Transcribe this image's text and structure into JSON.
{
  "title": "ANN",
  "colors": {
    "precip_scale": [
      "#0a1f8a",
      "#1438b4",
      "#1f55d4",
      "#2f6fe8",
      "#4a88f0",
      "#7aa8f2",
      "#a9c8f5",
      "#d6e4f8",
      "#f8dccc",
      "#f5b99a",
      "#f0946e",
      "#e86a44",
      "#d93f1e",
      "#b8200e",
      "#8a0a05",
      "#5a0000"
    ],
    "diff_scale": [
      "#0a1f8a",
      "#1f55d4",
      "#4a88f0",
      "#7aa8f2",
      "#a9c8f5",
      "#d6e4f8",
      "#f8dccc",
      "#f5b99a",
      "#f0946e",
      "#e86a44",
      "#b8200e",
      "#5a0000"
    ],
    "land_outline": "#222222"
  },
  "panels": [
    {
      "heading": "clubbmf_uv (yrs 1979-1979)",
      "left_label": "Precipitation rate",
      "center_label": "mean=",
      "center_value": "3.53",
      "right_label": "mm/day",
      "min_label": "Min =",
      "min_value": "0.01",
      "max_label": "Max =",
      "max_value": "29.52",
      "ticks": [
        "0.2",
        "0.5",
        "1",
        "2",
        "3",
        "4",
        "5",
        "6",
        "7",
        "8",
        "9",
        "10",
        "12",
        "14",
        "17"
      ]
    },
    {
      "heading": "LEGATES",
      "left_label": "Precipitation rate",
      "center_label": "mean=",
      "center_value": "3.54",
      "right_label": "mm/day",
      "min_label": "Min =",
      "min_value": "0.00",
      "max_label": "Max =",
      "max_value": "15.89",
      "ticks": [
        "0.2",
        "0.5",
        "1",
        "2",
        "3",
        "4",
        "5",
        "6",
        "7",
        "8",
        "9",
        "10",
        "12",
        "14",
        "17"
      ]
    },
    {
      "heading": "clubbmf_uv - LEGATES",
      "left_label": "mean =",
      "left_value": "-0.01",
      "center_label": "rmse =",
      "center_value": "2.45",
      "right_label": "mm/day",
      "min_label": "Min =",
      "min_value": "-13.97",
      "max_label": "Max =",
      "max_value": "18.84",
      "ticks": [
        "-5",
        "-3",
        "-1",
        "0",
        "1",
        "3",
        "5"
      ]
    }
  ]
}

* * *

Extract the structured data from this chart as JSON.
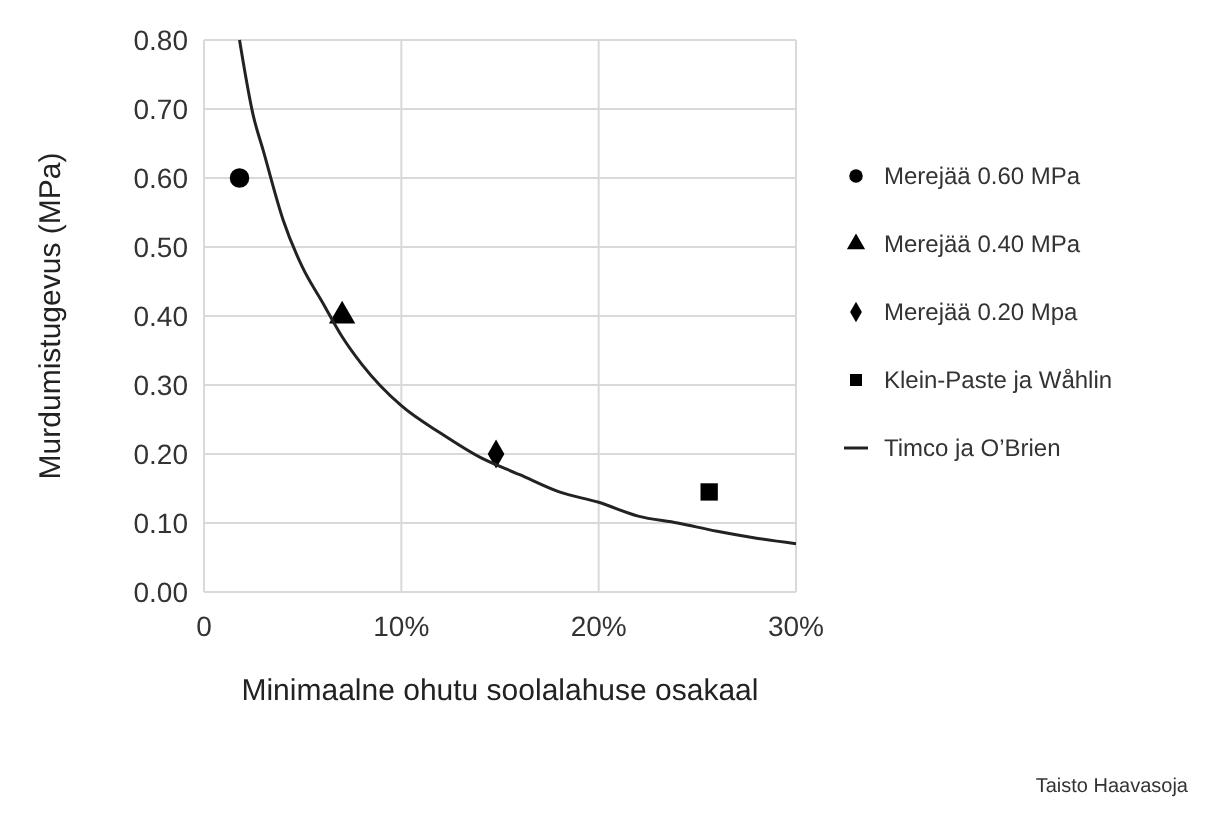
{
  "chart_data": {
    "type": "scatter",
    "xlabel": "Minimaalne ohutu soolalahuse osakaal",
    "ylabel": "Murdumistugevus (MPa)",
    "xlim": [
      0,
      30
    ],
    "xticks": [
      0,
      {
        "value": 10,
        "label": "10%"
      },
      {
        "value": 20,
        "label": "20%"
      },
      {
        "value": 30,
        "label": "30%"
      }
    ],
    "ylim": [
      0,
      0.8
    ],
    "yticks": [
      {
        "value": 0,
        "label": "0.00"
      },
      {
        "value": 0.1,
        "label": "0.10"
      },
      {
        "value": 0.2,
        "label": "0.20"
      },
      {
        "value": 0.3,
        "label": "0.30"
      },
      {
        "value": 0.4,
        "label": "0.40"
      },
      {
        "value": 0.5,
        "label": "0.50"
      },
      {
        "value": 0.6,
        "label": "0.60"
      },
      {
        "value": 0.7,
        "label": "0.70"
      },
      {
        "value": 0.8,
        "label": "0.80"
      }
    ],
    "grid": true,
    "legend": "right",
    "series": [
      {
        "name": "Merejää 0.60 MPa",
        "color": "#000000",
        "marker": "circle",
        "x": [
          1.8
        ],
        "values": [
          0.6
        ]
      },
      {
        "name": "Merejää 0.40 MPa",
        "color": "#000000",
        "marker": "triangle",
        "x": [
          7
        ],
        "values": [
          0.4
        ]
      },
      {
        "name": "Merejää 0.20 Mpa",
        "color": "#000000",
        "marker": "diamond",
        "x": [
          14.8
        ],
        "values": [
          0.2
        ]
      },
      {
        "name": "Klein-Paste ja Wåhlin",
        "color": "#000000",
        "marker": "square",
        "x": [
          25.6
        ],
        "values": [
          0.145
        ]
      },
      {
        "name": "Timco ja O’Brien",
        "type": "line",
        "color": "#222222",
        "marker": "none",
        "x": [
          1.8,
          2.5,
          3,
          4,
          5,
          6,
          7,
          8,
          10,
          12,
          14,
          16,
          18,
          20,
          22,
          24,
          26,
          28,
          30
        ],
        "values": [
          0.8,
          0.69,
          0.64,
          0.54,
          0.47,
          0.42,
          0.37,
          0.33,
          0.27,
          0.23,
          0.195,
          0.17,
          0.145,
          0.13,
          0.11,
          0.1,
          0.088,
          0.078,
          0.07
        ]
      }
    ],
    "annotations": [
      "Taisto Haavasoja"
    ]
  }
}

EXERCISE REQUIREMENTS ▸
Which lines of the material contain the string "LEGATES"? List each of them.

TASK RESULT ▸
      "heading": "LEGATES",
      "heading": "clubbmf_uv - LEGATES",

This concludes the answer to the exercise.